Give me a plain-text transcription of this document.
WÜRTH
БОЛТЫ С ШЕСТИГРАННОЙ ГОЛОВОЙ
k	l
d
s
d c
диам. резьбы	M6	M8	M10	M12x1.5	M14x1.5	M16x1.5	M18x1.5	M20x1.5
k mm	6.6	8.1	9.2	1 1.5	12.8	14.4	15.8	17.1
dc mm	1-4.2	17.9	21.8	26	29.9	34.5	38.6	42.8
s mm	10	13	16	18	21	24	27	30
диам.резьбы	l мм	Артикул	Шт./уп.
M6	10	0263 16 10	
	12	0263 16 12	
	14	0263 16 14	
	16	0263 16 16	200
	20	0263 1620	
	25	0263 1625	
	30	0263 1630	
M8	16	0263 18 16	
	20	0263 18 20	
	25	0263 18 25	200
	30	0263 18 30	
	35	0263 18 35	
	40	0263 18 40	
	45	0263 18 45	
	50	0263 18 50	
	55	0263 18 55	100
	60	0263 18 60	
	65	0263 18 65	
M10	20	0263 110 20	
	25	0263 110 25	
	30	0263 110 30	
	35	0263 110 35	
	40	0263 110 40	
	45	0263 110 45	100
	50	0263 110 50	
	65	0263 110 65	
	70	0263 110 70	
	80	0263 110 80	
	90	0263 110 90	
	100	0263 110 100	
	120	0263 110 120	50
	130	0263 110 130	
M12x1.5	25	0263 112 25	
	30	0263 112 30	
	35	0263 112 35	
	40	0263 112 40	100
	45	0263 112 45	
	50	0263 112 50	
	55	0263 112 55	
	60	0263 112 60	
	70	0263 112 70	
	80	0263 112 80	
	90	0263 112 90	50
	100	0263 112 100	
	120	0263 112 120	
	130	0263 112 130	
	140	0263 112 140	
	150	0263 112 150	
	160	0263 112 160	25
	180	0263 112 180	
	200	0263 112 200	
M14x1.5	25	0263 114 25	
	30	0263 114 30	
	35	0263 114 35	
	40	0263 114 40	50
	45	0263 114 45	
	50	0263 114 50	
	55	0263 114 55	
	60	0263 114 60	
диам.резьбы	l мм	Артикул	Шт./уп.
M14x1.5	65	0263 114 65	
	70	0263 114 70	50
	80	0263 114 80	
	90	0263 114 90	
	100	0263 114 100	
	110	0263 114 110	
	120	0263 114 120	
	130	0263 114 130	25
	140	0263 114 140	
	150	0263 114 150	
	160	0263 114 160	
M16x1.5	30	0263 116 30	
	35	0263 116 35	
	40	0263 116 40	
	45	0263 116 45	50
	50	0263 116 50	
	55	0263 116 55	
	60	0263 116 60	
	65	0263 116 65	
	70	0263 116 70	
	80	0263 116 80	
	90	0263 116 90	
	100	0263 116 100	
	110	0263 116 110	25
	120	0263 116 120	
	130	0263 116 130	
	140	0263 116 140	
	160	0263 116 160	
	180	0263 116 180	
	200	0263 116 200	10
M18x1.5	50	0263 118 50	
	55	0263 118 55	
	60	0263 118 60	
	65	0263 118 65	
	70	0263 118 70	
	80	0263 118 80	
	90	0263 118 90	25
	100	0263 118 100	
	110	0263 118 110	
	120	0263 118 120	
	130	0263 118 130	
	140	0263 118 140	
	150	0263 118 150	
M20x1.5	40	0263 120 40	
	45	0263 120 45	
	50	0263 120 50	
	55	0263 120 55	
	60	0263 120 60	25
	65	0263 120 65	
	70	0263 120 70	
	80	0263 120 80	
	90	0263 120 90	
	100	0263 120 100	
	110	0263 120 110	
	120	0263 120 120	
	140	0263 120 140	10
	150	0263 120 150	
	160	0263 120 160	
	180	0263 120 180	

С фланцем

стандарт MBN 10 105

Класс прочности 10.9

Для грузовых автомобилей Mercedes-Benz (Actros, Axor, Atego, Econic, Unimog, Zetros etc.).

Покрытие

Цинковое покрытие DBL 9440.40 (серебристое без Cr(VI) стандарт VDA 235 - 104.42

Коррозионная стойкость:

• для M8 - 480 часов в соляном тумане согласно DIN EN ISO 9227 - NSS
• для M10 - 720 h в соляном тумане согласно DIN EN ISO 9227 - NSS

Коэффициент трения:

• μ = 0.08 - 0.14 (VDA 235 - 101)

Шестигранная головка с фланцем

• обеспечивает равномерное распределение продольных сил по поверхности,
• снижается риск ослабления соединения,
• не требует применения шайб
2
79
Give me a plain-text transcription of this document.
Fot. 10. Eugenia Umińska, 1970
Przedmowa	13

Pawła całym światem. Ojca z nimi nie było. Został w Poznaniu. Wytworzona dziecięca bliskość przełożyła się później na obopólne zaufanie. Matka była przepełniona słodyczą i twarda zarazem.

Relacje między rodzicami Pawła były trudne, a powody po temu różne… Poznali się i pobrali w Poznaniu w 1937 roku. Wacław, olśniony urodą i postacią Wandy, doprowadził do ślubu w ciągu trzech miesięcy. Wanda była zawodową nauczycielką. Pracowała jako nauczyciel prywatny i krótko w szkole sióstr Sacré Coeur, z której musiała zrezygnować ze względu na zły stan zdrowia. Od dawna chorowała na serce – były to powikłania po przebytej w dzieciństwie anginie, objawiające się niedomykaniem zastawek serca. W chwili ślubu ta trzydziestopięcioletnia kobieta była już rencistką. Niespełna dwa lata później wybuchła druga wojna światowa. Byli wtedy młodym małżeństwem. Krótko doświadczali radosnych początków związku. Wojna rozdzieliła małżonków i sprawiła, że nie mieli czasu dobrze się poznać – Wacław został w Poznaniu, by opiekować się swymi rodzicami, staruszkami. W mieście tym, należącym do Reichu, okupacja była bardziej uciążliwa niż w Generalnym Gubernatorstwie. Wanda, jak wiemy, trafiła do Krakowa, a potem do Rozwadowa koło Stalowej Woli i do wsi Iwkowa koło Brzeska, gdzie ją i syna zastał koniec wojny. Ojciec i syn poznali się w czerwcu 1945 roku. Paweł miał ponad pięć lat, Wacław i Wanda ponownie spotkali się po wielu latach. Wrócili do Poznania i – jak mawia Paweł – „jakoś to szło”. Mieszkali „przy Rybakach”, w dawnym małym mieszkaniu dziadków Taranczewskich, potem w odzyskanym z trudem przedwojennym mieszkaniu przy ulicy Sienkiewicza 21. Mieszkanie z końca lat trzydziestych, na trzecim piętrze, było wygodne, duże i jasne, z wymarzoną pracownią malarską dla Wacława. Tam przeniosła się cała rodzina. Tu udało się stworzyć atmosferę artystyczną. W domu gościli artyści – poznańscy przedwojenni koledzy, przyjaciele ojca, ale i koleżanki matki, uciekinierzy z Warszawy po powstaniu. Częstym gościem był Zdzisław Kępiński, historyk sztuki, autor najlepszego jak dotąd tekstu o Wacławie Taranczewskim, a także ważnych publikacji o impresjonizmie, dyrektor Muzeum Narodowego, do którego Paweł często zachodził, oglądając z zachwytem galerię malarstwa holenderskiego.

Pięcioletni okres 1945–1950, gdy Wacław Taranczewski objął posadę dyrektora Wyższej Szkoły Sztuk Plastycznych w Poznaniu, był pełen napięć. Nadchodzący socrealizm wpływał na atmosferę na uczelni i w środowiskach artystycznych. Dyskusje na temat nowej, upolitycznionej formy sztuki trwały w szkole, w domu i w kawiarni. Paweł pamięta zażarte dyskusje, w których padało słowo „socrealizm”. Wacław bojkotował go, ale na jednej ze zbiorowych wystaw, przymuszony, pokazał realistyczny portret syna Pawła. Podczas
______
**WHAT TO PRODUCE**:
Repeat each record in full; every line must match exactly.

**OUTPUT BELOW**:
Give me a plain-text transcription of this document.
WÜRTH
БОЛТЫ С ШЕСТИГРАННОЙ ГОЛОВОЙ
k	l
d
s
d c
диам. резьбы	M6	M8	M10	M12x1.5	M14x1.5	M16x1.5	M18x1.5	M20x1.5
k mm	6.6	8.1	9.2	1 1.5	12.8	14.4	15.8	17.1
dc mm	1-4.2	17.9	21.8	26	29.9	34.5	38.6	42.8
s mm	10	13	16	18	21	24	27	30
диам.резьбы	l мм	Артикул	Шт./уп.
M6	10	0263 16 10	
	12	0263 16 12	
	14	0263 16 14	
	16	0263 16 16	200
	20	0263 1620	
	25	0263 1625	
	30	0263 1630	
M8	16	0263 18 16	
	20	0263 18 20	
	25	0263 18 25	200
	30	0263 18 30	
	35	0263 18 35	
	40	0263 18 40	
	45	0263 18 45	
	50	0263 18 50	
	55	0263 18 55	100
	60	0263 18 60	
	65	0263 18 65	
M10	20	0263 110 20	
	25	0263 110 25	
	30	0263 110 30	
	35	0263 110 35	
	40	0263 110 40	
	45	0263 110 45	100
	50	0263 110 50	
	65	0263 110 65	
	70	0263 110 70	
	80	0263 110 80	
	90	0263 110 90	
	100	0263 110 100	
	120	0263 110 120	50
	130	0263 110 130	
M12x1.5	25	0263 112 25	
	30	0263 112 30	
	35	0263 112 35	
	40	0263 112 40	100
	45	0263 112 45	
	50	0263 112 50	
	55	0263 112 55	
	60	0263 112 60	
	70	0263 112 70	
	80	0263 112 80	
	90	0263 112 90	50
	100	0263 112 100	
	120	0263 112 120	
	130	0263 112 130	
	140	0263 112 140	
	150	0263 112 150	
	160	0263 112 160	25
	180	0263 112 180	
	200	0263 112 200	
M14x1.5	25	0263 114 25	
	30	0263 114 30	
	35	0263 114 35	
	40	0263 114 40	50
	45	0263 114 45	
	50	0263 114 50	
	55	0263 114 55	
	60	0263 114 60	
диам.резьбы	l мм	Артикул	Шт./уп.
M14x1.5	65	0263 114 65	
	70	0263 114 70	50
	80	0263 114 80	
	90	0263 114 90	
	100	0263 114 100	
	110	0263 114 110	
	120	0263 114 120	
	130	0263 114 130	25
	140	0263 114 140	
	150	0263 114 150	
	160	0263 114 160	
M16x1.5	30	0263 116 30	
	35	0263 116 35	
	40	0263 116 40	
	45	0263 116 45	50
	50	0263 116 50	
	55	0263 116 55	
	60	0263 116 60	
	65	0263 116 65	
	70	0263 116 70	
	80	0263 116 80	
	90	0263 116 90	
	100	0263 116 100	
	110	0263 116 110	25
	120	0263 116 120	
	130	0263 116 130	
	140	0263 116 140	
	160	0263 116 160	
	180	0263 116 180	
	200	0263 116 200	10
M18x1.5	50	0263 118 50	
	55	0263 118 55	
	60	0263 118 60	
	65	0263 118 65	
	70	0263 118 70	
	80	0263 118 80	
	90	0263 118 90	25
	100	0263 118 100	
	110	0263 118 110	
	120	0263 118 120	
	130	0263 118 130	
	140	0263 118 140	
	150	0263 118 150	
M20x1.5	40	0263 120 40	
	45	0263 120 45	
	50	0263 120 50	
	55	0263 120 55	
	60	0263 120 60	25
	65	0263 120 65	
	70	0263 120 70	
	80	0263 120 80	
	90	0263 120 90	
	100	0263 120 100	
	110	0263 120 110	
	120	0263 120 120	
	140	0263 120 140	10
	150	0263 120 150	
	160	0263 120 160	
	180	0263 120 180	

С фланцем

стандарт MBN 10 105

Класс прочности 10.9

Для грузовых автомобилей Mercedes-Benz (Actros, Axor, Atego, Econic, Unimog, Zetros etc.).

Покрытие

Цинковое покрытие DBL 9440.40 (серебристое без Cr(VI) стандарт VDA 235 - 104.42

Коррозионная стойкость:

• для M8 - 480 часов в соляном тумане согласно DIN EN ISO 9227 - NSS
• для M10 - 720 h в соляном тумане согласно DIN EN ISO 9227 - NSS

Коэффициент трения:

• μ = 0.08 - 0.14 (VDA 235 - 101)

Шестигранная головка с фланцем

• обеспечивает равномерное распределение продольных сил по поверхности,
• снижается риск ослабления соединения,
• не требует применения шайб
2
79
Give me a plain-text transcription of this document.
Fot. 10. Eugenia Umińska, 1970
Przedmowa	13

Pawła całym światem. Ojca z nimi nie było. Został w Poznaniu. Wytworzona dziecięca bliskość przełożyła się później na obopólne zaufanie. Matka była przepełniona słodyczą i twarda zarazem.

Relacje między rodzicami Pawła były trudne, a powody po temu różne… Poznali się i pobrali w Poznaniu w 1937 roku. Wacław, olśniony urodą i postacią Wandy, doprowadził do ślubu w ciągu trzech miesięcy. Wanda była zawodową nauczycielką. Pracowała jako nauczyciel prywatny i krótko w szkole sióstr Sacré Coeur, z której musiała zrezygnować ze względu na zły stan zdrowia. Od dawna chorowała na serce – były to powikłania po przebytej w dzieciństwie anginie, objawiające się niedomykaniem zastawek serca. W chwili ślubu ta trzydziestopięcioletnia kobieta była już rencistką. Niespełna dwa lata później wybuchła druga wojna światowa. Byli wtedy młodym małżeństwem. Krótko doświadczali radosnych początków związku. Wojna rozdzieliła małżonków i sprawiła, że nie mieli czasu dobrze się poznać – Wacław został w Poznaniu, by opiekować się swymi rodzicami, staruszkami. W mieście tym, należącym do Reichu, okupacja była bardziej uciążliwa niż w Generalnym Gubernatorstwie. Wanda, jak wiemy, trafiła do Krakowa, a potem do Rozwadowa koło Stalowej Woli i do wsi Iwkowa koło Brzeska, gdzie ją i syna zastał koniec wojny. Ojciec i syn poznali się w czerwcu 1945 roku. Paweł miał ponad pięć lat, Wacław i Wanda ponownie spotkali się po wielu latach. Wrócili do Poznania i – jak mawia Paweł – „jakoś to szło”. Mieszkali „przy Rybakach”, w dawnym małym mieszkaniu dziadków Taranczewskich, potem w odzyskanym z trudem przedwojennym mieszkaniu przy ulicy Sienkiewicza 21. Mieszkanie z końca lat trzydziestych, na trzecim piętrze, było wygodne, duże i jasne, z wymarzoną pracownią malarską dla Wacława. Tam przeniosła się cała rodzina. Tu udało się stworzyć atmosferę artystyczną. W domu gościli artyści – poznańscy przedwojenni koledzy, przyjaciele ojca, ale i koleżanki matki, uciekinierzy z Warszawy po powstaniu. Częstym gościem był Zdzisław Kępiński, historyk sztuki, autor najlepszego jak dotąd tekstu o Wacławie Taranczewskim, a także ważnych publikacji o impresjonizmie, dyrektor Muzeum Narodowego, do którego Paweł często zachodził, oglądając z zachwytem galerię malarstwa holenderskiego.

Pięcioletni okres 1945–1950, gdy Wacław Taranczewski objął posadę dyrektora Wyższej Szkoły Sztuk Plastycznych w Poznaniu, był pełen napięć. Nadchodzący socrealizm wpływał na atmosferę na uczelni i w środowiskach artystycznych. Dyskusje na temat nowej, upolitycznionej formy sztuki trwały w szkole, w domu i w kawiarni. Paweł pamięta zażarte dyskusje, w których padało słowo „socrealizm”. Wacław bojkotował go, ale na jednej ze zbiorowych wystaw, przymuszony, pokazał realistyczny portret syna Pawła. Podczas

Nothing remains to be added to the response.